[Extracted records]

::::

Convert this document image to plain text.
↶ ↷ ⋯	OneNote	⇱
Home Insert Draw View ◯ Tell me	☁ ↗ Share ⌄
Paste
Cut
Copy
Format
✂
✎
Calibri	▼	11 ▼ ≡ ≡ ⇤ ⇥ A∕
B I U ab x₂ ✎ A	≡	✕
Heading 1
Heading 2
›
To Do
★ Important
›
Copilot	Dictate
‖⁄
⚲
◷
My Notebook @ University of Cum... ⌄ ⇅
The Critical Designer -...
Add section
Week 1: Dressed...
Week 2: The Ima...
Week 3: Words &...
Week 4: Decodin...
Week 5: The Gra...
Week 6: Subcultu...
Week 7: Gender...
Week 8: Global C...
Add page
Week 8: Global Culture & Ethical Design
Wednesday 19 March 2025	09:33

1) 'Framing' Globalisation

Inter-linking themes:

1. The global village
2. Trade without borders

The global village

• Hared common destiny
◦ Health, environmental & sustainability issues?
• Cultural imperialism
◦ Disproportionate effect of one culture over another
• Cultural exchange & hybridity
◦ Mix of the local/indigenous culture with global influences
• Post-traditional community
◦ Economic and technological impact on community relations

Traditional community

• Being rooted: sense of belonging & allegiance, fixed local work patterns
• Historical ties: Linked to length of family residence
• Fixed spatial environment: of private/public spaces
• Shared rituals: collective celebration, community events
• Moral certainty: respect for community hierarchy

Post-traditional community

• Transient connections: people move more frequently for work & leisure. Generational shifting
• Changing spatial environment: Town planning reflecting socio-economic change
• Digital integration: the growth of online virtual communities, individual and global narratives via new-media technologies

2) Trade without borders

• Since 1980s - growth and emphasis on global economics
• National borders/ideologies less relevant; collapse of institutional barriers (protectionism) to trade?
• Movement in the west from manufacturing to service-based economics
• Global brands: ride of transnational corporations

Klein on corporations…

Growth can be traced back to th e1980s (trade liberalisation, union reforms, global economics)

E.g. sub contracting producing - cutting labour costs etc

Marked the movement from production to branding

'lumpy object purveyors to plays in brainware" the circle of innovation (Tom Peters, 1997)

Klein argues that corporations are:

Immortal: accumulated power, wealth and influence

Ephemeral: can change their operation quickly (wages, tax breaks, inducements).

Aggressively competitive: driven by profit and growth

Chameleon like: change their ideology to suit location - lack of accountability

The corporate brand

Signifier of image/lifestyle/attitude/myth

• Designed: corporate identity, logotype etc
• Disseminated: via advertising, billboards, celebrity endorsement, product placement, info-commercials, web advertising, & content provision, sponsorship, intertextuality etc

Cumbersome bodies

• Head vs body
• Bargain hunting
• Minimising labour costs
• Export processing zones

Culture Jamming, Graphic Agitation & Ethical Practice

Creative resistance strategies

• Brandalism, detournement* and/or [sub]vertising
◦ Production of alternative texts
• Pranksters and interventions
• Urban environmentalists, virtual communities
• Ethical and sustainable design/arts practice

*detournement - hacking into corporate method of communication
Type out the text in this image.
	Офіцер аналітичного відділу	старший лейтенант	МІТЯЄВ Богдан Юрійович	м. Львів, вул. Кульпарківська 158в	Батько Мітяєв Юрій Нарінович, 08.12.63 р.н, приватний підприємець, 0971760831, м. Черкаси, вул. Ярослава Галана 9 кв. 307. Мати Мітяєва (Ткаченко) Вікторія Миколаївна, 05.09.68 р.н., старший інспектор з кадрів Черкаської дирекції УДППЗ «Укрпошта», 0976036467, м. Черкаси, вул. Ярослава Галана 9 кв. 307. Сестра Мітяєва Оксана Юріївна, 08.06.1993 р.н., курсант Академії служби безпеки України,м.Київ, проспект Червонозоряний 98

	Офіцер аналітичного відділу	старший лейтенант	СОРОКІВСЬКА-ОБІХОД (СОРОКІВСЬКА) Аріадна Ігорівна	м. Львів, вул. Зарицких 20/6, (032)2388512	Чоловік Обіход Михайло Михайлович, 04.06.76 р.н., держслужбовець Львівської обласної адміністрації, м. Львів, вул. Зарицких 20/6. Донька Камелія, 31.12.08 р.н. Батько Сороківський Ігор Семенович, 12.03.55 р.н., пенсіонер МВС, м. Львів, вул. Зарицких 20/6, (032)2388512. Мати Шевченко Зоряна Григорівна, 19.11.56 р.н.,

::::

All lines above containing the string "corporations" are to be collected.

TASK ANSWER -
• Global brands: ride of transnational corporations
Klein on corporations…
Klein argues that corporations are:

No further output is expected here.